Given task ::
Write out the data below in full. Keep it exact.

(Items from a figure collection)
════════════════════

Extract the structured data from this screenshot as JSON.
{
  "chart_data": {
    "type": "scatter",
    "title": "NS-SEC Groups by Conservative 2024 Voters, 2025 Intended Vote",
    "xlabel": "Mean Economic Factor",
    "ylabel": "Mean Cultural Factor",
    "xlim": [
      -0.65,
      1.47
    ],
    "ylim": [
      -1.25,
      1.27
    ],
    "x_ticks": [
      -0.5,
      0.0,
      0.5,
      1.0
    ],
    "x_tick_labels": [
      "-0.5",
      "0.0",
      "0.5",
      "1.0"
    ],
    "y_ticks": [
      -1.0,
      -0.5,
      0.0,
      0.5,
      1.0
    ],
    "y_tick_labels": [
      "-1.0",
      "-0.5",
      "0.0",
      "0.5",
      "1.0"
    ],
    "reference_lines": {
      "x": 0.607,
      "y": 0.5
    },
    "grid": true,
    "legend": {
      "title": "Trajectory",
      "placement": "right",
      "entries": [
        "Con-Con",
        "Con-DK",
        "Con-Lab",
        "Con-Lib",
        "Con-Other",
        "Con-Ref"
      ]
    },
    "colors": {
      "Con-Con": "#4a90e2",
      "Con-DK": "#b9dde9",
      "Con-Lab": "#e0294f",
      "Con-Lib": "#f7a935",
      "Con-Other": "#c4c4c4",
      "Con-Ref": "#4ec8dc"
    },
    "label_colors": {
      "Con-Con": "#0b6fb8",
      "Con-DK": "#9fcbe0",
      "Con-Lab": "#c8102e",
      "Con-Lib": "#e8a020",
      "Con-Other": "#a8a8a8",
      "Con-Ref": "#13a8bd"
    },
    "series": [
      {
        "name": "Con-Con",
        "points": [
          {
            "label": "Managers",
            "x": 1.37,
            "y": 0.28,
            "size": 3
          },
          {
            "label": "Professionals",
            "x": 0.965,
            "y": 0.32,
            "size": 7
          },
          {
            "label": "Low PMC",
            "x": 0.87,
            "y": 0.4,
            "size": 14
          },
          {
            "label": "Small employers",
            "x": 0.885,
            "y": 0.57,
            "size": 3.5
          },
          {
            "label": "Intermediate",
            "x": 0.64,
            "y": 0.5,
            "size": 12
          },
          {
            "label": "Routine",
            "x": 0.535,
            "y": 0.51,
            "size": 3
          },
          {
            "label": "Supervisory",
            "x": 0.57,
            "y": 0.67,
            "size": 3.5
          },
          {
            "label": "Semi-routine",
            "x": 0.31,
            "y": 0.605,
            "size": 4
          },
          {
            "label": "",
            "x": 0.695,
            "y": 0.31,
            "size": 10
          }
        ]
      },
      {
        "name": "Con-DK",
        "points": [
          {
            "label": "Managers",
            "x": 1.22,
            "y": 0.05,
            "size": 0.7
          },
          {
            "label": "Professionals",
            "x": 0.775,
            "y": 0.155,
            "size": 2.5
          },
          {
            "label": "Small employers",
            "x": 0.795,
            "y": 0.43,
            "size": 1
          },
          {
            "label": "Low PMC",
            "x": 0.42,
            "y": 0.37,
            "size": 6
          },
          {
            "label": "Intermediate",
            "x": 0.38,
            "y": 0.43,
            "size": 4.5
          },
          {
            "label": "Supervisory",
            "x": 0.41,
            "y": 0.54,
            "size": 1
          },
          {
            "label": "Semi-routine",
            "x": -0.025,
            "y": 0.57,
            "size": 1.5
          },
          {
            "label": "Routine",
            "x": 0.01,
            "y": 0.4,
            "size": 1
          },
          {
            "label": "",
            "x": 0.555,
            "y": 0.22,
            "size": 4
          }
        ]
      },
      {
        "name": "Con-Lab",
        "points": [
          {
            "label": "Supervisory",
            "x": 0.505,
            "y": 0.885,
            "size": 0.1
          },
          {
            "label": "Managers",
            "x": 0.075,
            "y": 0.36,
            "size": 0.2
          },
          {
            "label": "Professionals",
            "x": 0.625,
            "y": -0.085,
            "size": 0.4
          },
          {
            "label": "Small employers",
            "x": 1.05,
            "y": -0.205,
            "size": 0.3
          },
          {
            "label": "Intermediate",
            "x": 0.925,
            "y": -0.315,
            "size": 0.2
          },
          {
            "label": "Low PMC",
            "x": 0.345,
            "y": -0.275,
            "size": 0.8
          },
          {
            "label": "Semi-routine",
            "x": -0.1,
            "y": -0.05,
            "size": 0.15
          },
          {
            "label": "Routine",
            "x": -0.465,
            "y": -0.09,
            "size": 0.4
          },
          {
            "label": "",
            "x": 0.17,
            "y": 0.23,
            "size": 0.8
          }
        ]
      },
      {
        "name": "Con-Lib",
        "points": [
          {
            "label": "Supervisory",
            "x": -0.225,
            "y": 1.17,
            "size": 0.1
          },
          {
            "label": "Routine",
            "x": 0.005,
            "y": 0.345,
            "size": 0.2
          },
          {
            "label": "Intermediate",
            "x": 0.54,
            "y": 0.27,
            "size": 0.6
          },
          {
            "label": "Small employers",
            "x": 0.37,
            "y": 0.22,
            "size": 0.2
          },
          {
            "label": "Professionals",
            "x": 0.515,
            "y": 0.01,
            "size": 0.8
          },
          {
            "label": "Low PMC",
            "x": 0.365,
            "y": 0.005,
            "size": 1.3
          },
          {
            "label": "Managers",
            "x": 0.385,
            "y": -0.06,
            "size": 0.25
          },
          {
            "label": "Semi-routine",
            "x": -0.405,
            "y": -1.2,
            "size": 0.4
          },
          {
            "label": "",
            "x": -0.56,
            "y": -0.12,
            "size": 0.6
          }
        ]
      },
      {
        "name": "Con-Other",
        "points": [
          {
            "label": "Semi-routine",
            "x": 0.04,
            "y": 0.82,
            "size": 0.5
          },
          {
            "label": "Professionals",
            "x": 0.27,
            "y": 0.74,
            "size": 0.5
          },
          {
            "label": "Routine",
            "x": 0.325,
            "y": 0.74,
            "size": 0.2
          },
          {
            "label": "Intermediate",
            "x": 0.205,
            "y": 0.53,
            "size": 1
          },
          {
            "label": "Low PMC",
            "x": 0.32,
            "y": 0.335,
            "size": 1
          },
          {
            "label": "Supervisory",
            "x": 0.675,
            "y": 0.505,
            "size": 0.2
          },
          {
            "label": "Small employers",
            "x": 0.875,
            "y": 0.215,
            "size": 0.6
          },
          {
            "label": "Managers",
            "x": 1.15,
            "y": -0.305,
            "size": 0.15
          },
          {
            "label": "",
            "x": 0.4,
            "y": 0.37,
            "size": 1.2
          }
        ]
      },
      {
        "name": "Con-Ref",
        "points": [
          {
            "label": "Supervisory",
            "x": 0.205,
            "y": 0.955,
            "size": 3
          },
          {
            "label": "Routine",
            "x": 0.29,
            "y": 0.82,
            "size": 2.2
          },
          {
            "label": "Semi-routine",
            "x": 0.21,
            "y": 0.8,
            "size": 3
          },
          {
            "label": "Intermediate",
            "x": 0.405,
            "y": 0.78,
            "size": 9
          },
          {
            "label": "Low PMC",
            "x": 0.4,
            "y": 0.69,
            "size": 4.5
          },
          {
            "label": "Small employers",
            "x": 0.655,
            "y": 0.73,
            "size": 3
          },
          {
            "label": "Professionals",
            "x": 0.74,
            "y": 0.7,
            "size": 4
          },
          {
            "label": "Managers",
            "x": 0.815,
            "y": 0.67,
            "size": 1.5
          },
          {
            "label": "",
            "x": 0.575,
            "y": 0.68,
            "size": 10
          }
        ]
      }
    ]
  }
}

════════════════════

Exercise solution ::
Extract the structured data from this screenshot as JSON.
{
  "chart_data": {
    "type": "scatter",
    "title": "NS-SEC Groups by Conservative 2024 Voters, 2025 Intended Vote",
    "xlabel": "Mean Economic Factor",
    "ylabel": "Mean Cultural Factor",
    "xlim": [
      -0.65,
      1.47
    ],
    "ylim": [
      -1.25,
      1.27
    ],
    "x_ticks": [
      -0.5,
      0.0,
      0.5,
      1.0
    ],
    "x_tick_labels": [
      "-0.5",
      "0.0",
      "0.5",
      "1.0"
    ],
    "y_ticks": [
      -1.0,
      -0.5,
      0.0,
      0.5,
      1.0
    ],
    "y_tick_labels": [
      "-1.0",
      "-0.5",
      "0.0",
      "0.5",
      "1.0"
    ],
    "reference_lines": {
      "x": 0.607,
      "y": 0.5
    },
    "grid": true,
    "legend": {
      "title": "Trajectory",
      "placement": "right",
      "entries": [
        "Con-Con",
        "Con-DK",
        "Con-Lab",
        "Con-Lib",
        "Con-Other",
        "Con-Ref"
      ]
    },
    "colors": {
      "Con-Con": "#4a90e2",
      "Con-DK": "#b9dde9",
      "Con-Lab": "#e0294f",
      "Con-Lib": "#f7a935",
      "Con-Other": "#c4c4c4",
      "Con-Ref": "#4ec8dc"
    },
    "label_colors": {
      "Con-Con": "#0b6fb8",
      "Con-DK": "#9fcbe0",
      "Con-Lab": "#c8102e",
      "Con-Lib": "#e8a020",
      "Con-Other": "#a8a8a8",
      "Con-Ref": "#13a8bd"
    },
    "series": [
      {
        "name": "Con-Con",
        "points": [
          {
            "label": "Managers",
            "x": 1.37,
            "y": 0.28,
            "size": 3
          },
          {
            "label": "Professionals",
            "x": 0.965,
            "y": 0.32,
            "size": 7
          },
          {
            "label": "Low PMC",
            "x": 0.87,
            "y": 0.4,
            "size": 14
          },
          {
            "label": "Small employers",
            "x": 0.885,
            "y": 0.57,
            "size": 3.5
          },
          {
            "label": "Intermediate",
            "x": 0.64,
            "y": 0.5,
            "size": 12
          },
          {
            "label": "Routine",
            "x": 0.535,
            "y": 0.51,
            "size": 3
          },
          {
            "label": "Supervisory",
            "x": 0.57,
            "y": 0.67,
            "size": 3.5
          },
          {
            "label": "Semi-routine",
            "x": 0.31,
            "y": 0.605,
            "size": 4
          },
          {
            "label": "",
            "x": 0.695,
            "y": 0.31,
            "size": 10
          }
        ]
      },
      {
        "name": "Con-DK",
        "points": [
          {
            "label": "Managers",
            "x": 1.22,
            "y": 0.05,
            "size": 0.7
          },
          {
            "label": "Professionals",
            "x": 0.775,
            "y": 0.155,
            "size": 2.5
          },
          {
            "label": "Small employers",
            "x": 0.795,
            "y": 0.43,
            "size": 1
          },
          {
            "label": "Low PMC",
            "x": 0.42,
            "y": 0.37,
            "size": 6
          },
          {
            "label": "Intermediate",
            "x": 0.38,
            "y": 0.43,
            "size": 4.5
          },
          {
            "label": "Supervisory",
            "x": 0.41,
            "y": 0.54,
            "size": 1
          },
          {
            "label": "Semi-routine",
            "x": -0.025,
            "y": 0.57,
            "size": 1.5
          },
          {
            "label": "Routine",
            "x": 0.01,
            "y": 0.4,
            "size": 1
          },
          {
            "label": "",
            "x": 0.555,
            "y": 0.22,
            "size": 4
          }
        ]
      },
      {
        "name": "Con-Lab",
        "points": [
          {
            "label": "Supervisory",
            "x": 0.505,
            "y": 0.885,
            "size": 0.1
          },
          {
            "label": "Managers",
            "x": 0.075,
            "y": 0.36,
            "size": 0.2
          },
          {
            "label": "Professionals",
            "x": 0.625,
            "y": -0.085,
            "size": 0.4
          },
          {
            "label": "Small employers",
            "x": 1.05,
            "y": -0.205,
            "size": 0.3
          },
          {
            "label": "Intermediate",
            "x": 0.925,
            "y": -0.315,
            "size": 0.2
          },
          {
            "label": "Low PMC",
            "x": 0.345,
            "y": -0.275,
            "size": 0.8
          },
          {
            "label": "Semi-routine",
            "x": -0.1,
            "y": -0.05,
            "size": 0.15
          },
          {
            "label": "Routine",
            "x": -0.465,
            "y": -0.09,
            "size": 0.4
          },
          {
            "label": "",
            "x": 0.17,
            "y": 0.23,
            "size": 0.8
          }
        ]
      },
      {
        "name": "Con-Lib",
        "points": [
          {
            "label": "Supervisory",
            "x": -0.225,
            "y": 1.17,
            "size": 0.1
          },
          {
            "label": "Routine",
            "x": 0.005,
            "y": 0.345,
            "size": 0.2
          },
          {
            "label": "Intermediate",
            "x": 0.54,
            "y": 0.27,
            "size": 0.6
          },
          {
            "label": "Small employers",
            "x": 0.37,
            "y": 0.22,
            "size": 0.2
          },
          {
            "label": "Professionals",
            "x": 0.515,
            "y": 0.01,
            "size": 0.8
          },
          {
            "label": "Low PMC",
            "x": 0.365,
            "y": 0.005,
            "size": 1.3
          },
          {
            "label": "Managers",
            "x": 0.385,
            "y": -0.06,
            "size": 0.25
          },
          {
            "label": "Semi-routine",
            "x": -0.405,
            "y": -1.2,
            "size": 0.4
          },
          {
            "label": "",
            "x": -0.56,
            "y": -0.12,
            "size": 0.6
          }
        ]
      },
      {
        "name": "Con-Other",
        "points": [
          {
            "label": "Semi-routine",
            "x": 0.04,
            "y": 0.82,
            "size": 0.5
          },
          {
            "label": "Professionals",
            "x": 0.27,
            "y": 0.74,
            "size": 0.5
          },
          {
            "label": "Routine",
            "x": 0.325,
            "y": 0.74,
            "size": 0.2
          },
          {
            "label": "Intermediate",
            "x": 0.205,
            "y": 0.53,
            "size": 1
          },
          {
            "label": "Low PMC",
            "x": 0.32,
            "y": 0.335,
            "size": 1
          },
          {
            "label": "Supervisory",
            "x": 0.675,
            "y": 0.505,
            "size": 0.2
          },
          {
            "label": "Small employers",
            "x": 0.875,
            "y": 0.215,
            "size": 0.6
          },
          {
            "label": "Managers",
            "x": 1.15,
            "y": -0.305,
            "size": 0.15
          },
          {
            "label": "",
            "x": 0.4,
            "y": 0.37,
            "size": 1.2
          }
        ]
      },
      {
        "name": "Con-Ref",
        "points": [
          {
            "label": "Supervisory",
            "x": 0.205,
            "y": 0.955,
            "size": 3
          },
          {
            "label": "Routine",
            "x": 0.29,
            "y": 0.82,
            "size": 2.2
          },
          {
            "label": "Semi-routine",
            "x": 0.21,
            "y": 0.8,
            "size": 3
          },
          {
            "label": "Intermediate",
            "x": 0.405,
            "y": 0.78,
            "size": 9
          },
          {
            "label": "Low PMC",
            "x": 0.4,
            "y": 0.69,
            "size": 4.5
          },
          {
            "label": "Small employers",
            "x": 0.655,
            "y": 0.73,
            "size": 3
          },
          {
            "label": "Professionals",
            "x": 0.74,
            "y": 0.7,
            "size": 4
          },
          {
            "label": "Managers",
            "x": 0.815,
            "y": 0.67,
            "size": 1.5
          },
          {
            "label": "",
            "x": 0.575,
            "y": 0.68,
            "size": 10
          }
        ]
      }
    ]
  }
}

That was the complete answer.